[Structured figure records]

+++

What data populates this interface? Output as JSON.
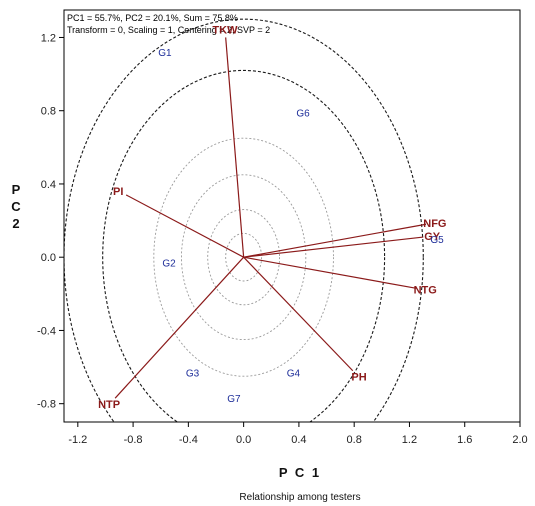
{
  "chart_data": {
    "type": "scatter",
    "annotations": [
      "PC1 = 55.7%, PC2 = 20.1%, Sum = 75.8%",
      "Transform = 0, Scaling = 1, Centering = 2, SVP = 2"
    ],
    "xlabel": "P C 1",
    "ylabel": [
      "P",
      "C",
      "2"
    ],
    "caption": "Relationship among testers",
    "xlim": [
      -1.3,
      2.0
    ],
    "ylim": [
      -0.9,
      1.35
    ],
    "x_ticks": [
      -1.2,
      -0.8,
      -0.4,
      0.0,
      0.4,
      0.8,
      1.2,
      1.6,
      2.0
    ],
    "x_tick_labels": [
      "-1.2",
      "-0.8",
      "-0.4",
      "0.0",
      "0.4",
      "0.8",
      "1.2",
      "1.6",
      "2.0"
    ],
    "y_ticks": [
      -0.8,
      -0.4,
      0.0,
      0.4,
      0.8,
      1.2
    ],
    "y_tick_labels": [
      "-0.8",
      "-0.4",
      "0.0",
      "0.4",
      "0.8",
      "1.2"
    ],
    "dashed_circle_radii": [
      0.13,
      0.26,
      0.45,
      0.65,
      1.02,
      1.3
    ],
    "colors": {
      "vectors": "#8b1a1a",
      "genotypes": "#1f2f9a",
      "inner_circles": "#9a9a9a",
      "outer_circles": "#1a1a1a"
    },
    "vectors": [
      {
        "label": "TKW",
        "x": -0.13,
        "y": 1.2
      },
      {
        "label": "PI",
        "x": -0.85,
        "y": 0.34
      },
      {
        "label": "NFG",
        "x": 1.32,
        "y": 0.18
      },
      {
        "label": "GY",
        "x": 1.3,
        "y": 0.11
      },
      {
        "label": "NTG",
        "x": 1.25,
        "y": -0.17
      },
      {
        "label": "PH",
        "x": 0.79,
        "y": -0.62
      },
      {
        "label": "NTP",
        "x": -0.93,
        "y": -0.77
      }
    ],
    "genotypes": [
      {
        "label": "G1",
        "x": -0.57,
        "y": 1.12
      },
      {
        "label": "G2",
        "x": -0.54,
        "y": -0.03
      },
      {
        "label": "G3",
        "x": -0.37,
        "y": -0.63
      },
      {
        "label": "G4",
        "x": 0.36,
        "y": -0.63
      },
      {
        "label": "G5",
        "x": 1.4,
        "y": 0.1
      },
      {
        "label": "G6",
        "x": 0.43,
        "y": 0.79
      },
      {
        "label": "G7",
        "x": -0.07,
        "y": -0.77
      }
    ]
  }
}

+++

_Objective_. Output an exact copy of the material, with the pictures removed.

_Solution below_.
What data populates this interface? Output as JSON.
{
  "chart_data": {
    "type": "scatter",
    "annotations": [
      "PC1 = 55.7%, PC2 = 20.1%, Sum = 75.8%",
      "Transform = 0, Scaling = 1, Centering = 2, SVP = 2"
    ],
    "xlabel": "P C 1",
    "ylabel": [
      "P",
      "C",
      "2"
    ],
    "caption": "Relationship among testers",
    "xlim": [
      -1.3,
      2.0
    ],
    "ylim": [
      -0.9,
      1.35
    ],
    "x_ticks": [
      -1.2,
      -0.8,
      -0.4,
      0.0,
      0.4,
      0.8,
      1.2,
      1.6,
      2.0
    ],
    "x_tick_labels": [
      "-1.2",
      "-0.8",
      "-0.4",
      "0.0",
      "0.4",
      "0.8",
      "1.2",
      "1.6",
      "2.0"
    ],
    "y_ticks": [
      -0.8,
      -0.4,
      0.0,
      0.4,
      0.8,
      1.2
    ],
    "y_tick_labels": [
      "-0.8",
      "-0.4",
      "0.0",
      "0.4",
      "0.8",
      "1.2"
    ],
    "dashed_circle_radii": [
      0.13,
      0.26,
      0.45,
      0.65,
      1.02,
      1.3
    ],
    "colors": {
      "vectors": "#8b1a1a",
      "genotypes": "#1f2f9a",
      "inner_circles": "#9a9a9a",
      "outer_circles": "#1a1a1a"
    },
    "vectors": [
      {
        "label": "TKW",
        "x": -0.13,
        "y": 1.2
      },
      {
        "label": "PI",
        "x": -0.85,
        "y": 0.34
      },
      {
        "label": "NFG",
        "x": 1.32,
        "y": 0.18
      },
      {
        "label": "GY",
        "x": 1.3,
        "y": 0.11
      },
      {
        "label": "NTG",
        "x": 1.25,
        "y": -0.17
      },
      {
        "label": "PH",
        "x": 0.79,
        "y": -0.62
      },
      {
        "label": "NTP",
        "x": -0.93,
        "y": -0.77
      }
    ],
    "genotypes": [
      {
        "label": "G1",
        "x": -0.57,
        "y": 1.12
      },
      {
        "label": "G2",
        "x": -0.54,
        "y": -0.03
      },
      {
        "label": "G3",
        "x": -0.37,
        "y": -0.63
      },
      {
        "label": "G4",
        "x": 0.36,
        "y": -0.63
      },
      {
        "label": "G5",
        "x": 1.4,
        "y": 0.1
      },
      {
        "label": "G6",
        "x": 0.43,
        "y": 0.79
      },
      {
        "label": "G7",
        "x": -0.07,
        "y": -0.77
      }
    ]
  }
}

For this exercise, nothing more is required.